07 jan, 2024 - 14:30 • Ângela Roque
No pós Jornada Mundial da Juventude (JMJ Lisboa 2023), e em pleno caminho sinodal, que perspetivas se abrem à Igreja em 2024? A pergunta foi lançada no programa da Renascença "Pequenas Grandes Coisas", deste domingo.
Francisco Mota é pároco na igreja da Encarnação - ao Chiado, em Lisboa -, diretor da Brotéria e vice-presidente do Serviço Jesuíta aos Refugiados em Portugal. Espera que a Igreja “dê testemunho de que é uma comunidade movida pela fé”, para que se entenda que o trabalho social que faz, resulta de “sermos chamados por Deus a ser servidores do mundo e construtores da paz. Seria a minha primeira expectativa para 2024”.
Para o sacerdote jesuíta, é urgente a Igreja fazer o balanço da Jornada Mundial da Juventude, para que o impacto que teve não se perca. “É um trabalho que não está feito, não se vê movimento para que venha a ser feito”, lamenta.
"Avaliar a Jornada não é só ver quanto é que custou, se foi tudo pago, se os fornecedores estão satisfeitos, mas é perceber qual é o impacto que teve, que vidas é que tocou, e como; que impacto tem na maneira da Igreja se relacionar com os pobres, com os doentes, com os que estão sozinhos, com aqueles que são mais excluídos e abandonados, com as comunidades mais fracas”, sublinha.
Mas, não é só isso. “Enquanto não se perceber se este evento ajudou a Igreja a pensar-se teologicamente, a pensar-se na relação com a política e com a sociedade, então a Jornada estará incompleta. Terá sido um grande momento, um grande festival, mas é um momento e um festival que vão ser estéreis e que não vão ter fecundidade. E neste momento, infelizmente, o que estamos a ver é que a nossa Igreja enquanto Igreja - a Fundação Jornada Mundial da Juventude, a Conferência Episcopal etc - não estão propriamente a promover uma séria avaliação e reflexão sobre o fruto da Jornada e aquilo que a JMJ possa ter trazido não só ao nosso país, mas à Igreja universal”.
"Avaliar a Jornada não é só ver quanto é que custou"

# # # # # # #

• [INSTRUÇÃO DADA]: Retome o texto sobre as perspetivas da Igreja para 2024, após a JMJ Lisboa 2023, e prossiga-o a partir da última frase apresentada.

• [INFORMAÇÃO FORNECIDA]:
# # # # # # #

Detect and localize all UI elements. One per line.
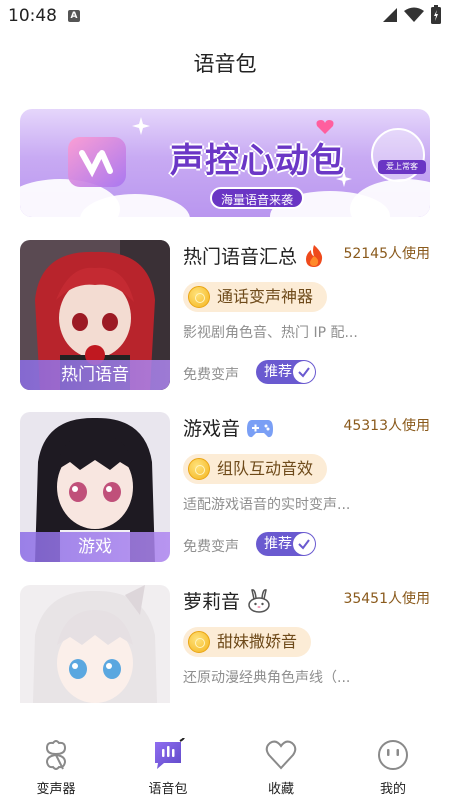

# # # # # # #

• [RESULTADO DA TAREFA]:
Considera também prioritário a Igreja renovar-se em termos de vozes e protagonistas. “Que ao longo do ano que agora começa a nossa Igreja seja capaz de se revitalizar e de encontrar caras novas que possam representá-la, e ser reconhecidas publicamente como sendo portadores credíveis daquilo que a Igreja é”.
“Temos uma Igreja demasiado gasta, demasiado envelhecida em termos dos seus protagonistas. São há muitas décadas frequentemente os mesmos - os mesmos padres, os mesmos bispos, os mesmos leigos. E 2024 seria um ano importante para que pudéssemos pensar como é que nos renovamos, que coisas novas tem a Igreja para dizer, que pessoas novas tem a Igreja para pedir que deem a cara por aquilo em que creem? Como é que nós podemos representar melhor a geografia do país, as várias idades dos crentes, os tipos de educação e de escolaridade que têm? Isto a nível dos leigos e do clero também. Por isso olhar para 2024 e pensar que é um ano no qual a nossa Igreja se pode renovar e revitalizar em termos dos seus protagonistas, também me parece uma questão importante.”
Teresa Folhadela é uma jovem do Porto. Já foi responsável internacional das Equipas Jovens de Nossa Senhora e trabalhou na equipa da JMJ Lisboa. Olha para 2024 com otimismo relativamente ao caminho que a Igreja está a traçar.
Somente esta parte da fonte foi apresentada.